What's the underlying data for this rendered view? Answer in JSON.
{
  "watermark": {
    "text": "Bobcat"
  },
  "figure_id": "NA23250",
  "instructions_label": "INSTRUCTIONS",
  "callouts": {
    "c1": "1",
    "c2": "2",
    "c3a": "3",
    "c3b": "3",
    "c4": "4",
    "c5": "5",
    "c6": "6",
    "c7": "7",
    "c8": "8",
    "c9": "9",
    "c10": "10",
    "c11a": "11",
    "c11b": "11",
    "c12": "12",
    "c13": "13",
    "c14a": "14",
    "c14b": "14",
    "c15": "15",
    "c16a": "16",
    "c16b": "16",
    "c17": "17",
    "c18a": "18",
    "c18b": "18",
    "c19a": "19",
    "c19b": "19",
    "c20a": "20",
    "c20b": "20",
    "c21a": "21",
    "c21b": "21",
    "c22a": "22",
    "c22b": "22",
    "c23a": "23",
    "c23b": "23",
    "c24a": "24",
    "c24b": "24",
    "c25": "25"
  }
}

-=-=-

**What this task involves:** Quote all of the entries exactly as they appear.

**Exercise result:**
What's the underlying data for this rendered view? Answer in JSON.
{
  "watermark": {
    "text": "Bobcat"
  },
  "figure_id": "NA23250",
  "instructions_label": "INSTRUCTIONS",
  "callouts": {
    "c1": "1",
    "c2": "2",
    "c3a": "3",
    "c3b": "3",
    "c4": "4",
    "c5": "5",
    "c6": "6",
    "c7": "7",
    "c8": "8",
    "c9": "9",
    "c10": "10",
    "c11a": "11",
    "c11b": "11",
    "c12": "12",
    "c13": "13",
    "c14a": "14",
    "c14b": "14",
    "c15": "15",
    "c16a": "16",
    "c16b": "16",
    "c17": "17",
    "c18a": "18",
    "c18b": "18",
    "c19a": "19",
    "c19b": "19",
    "c20a": "20",
    "c20b": "20",
    "c21a": "21",
    "c21b": "21",
    "c22a": "22",
    "c22b": "22",
    "c23a": "23",
    "c23b": "23",
    "c24a": "24",
    "c24b": "24",
    "c25": "25"
  }
}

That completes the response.